*Written problem*.
Leaving the pictures aside, transcribe every line below exactly.

[Recorded data]

------------------------

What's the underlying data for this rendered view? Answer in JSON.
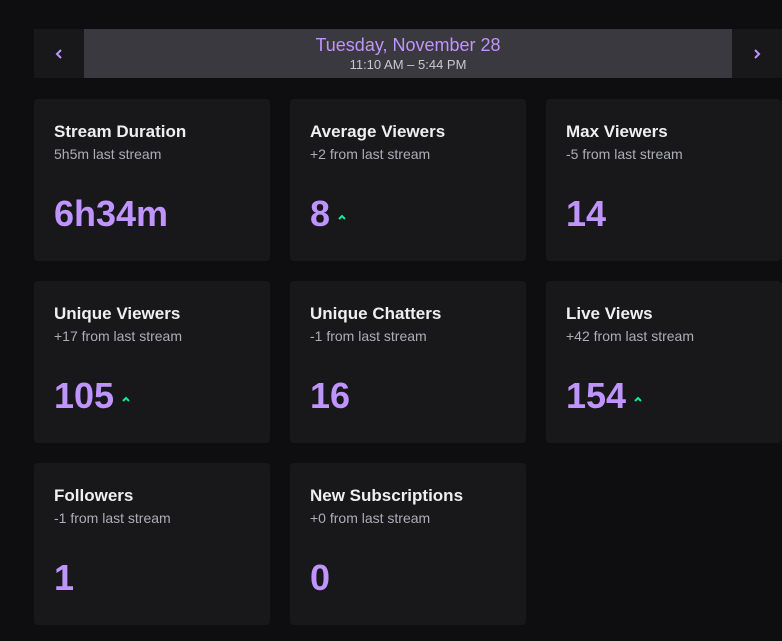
{
  "date_bar": {
    "date": "Tuesday, November 28",
    "time_range": "11:10 AM – 5:44 PM",
    "prev_icon": "chevron-left-icon",
    "next_icon": "chevron-right-icon"
  },
  "colors": {
    "accent": "#bf94ff",
    "up": "#00f593",
    "card_bg": "#18181b",
    "page_bg": "#0e0e10"
  },
  "stats": [
    {
      "title": "Stream Duration",
      "sub": "5h5m last stream",
      "value": "6h34m",
      "trend": "none"
    },
    {
      "title": "Average Viewers",
      "sub": "+2 from last stream",
      "value": "8",
      "trend": "up"
    },
    {
      "title": "Max Viewers",
      "sub": "-5 from last stream",
      "value": "14",
      "trend": "none"
    },
    {
      "title": "Unique Viewers",
      "sub": "+17 from last stream",
      "value": "105",
      "trend": "up"
    },
    {
      "title": "Unique Chatters",
      "sub": "-1 from last stream",
      "value": "16",
      "trend": "none"
    },
    {
      "title": "Live Views",
      "sub": "+42 from last stream",
      "value": "154",
      "trend": "up"
    },
    {
      "title": "Followers",
      "sub": "-1 from last stream",
      "value": "1",
      "trend": "none"
    },
    {
      "title": "New Subscriptions",
      "sub": "+0 from last stream",
      "value": "0",
      "trend": "none"
    }
  ]
}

------------------------

*Answer in full*.
What's the underlying data for this rendered view? Answer in JSON.
{
  "date_bar": {
    "date": "Tuesday, November 28",
    "time_range": "11:10 AM – 5:44 PM",
    "prev_icon": "chevron-left-icon",
    "next_icon": "chevron-right-icon"
  },
  "colors": {
    "accent": "#bf94ff",
    "up": "#00f593",
    "card_bg": "#18181b",
    "page_bg": "#0e0e10"
  },
  "stats": [
    {
      "title": "Stream Duration",
      "sub": "5h5m last stream",
      "value": "6h34m",
      "trend": "none"
    },
    {
      "title": "Average Viewers",
      "sub": "+2 from last stream",
      "value": "8",
      "trend": "up"
    },
    {
      "title": "Max Viewers",
      "sub": "-5 from last stream",
      "value": "14",
      "trend": "none"
    },
    {
      "title": "Unique Viewers",
      "sub": "+17 from last stream",
      "value": "105",
      "trend": "up"
    },
    {
      "title": "Unique Chatters",
      "sub": "-1 from last stream",
      "value": "16",
      "trend": "none"
    },
    {
      "title": "Live Views",
      "sub": "+42 from last stream",
      "value": "154",
      "trend": "up"
    },
    {
      "title": "Followers",
      "sub": "-1 from last stream",
      "value": "1",
      "trend": "none"
    },
    {
      "title": "New Subscriptions",
      "sub": "+0 from last stream",
      "value": "0",
      "trend": "none"
    }
  ]
}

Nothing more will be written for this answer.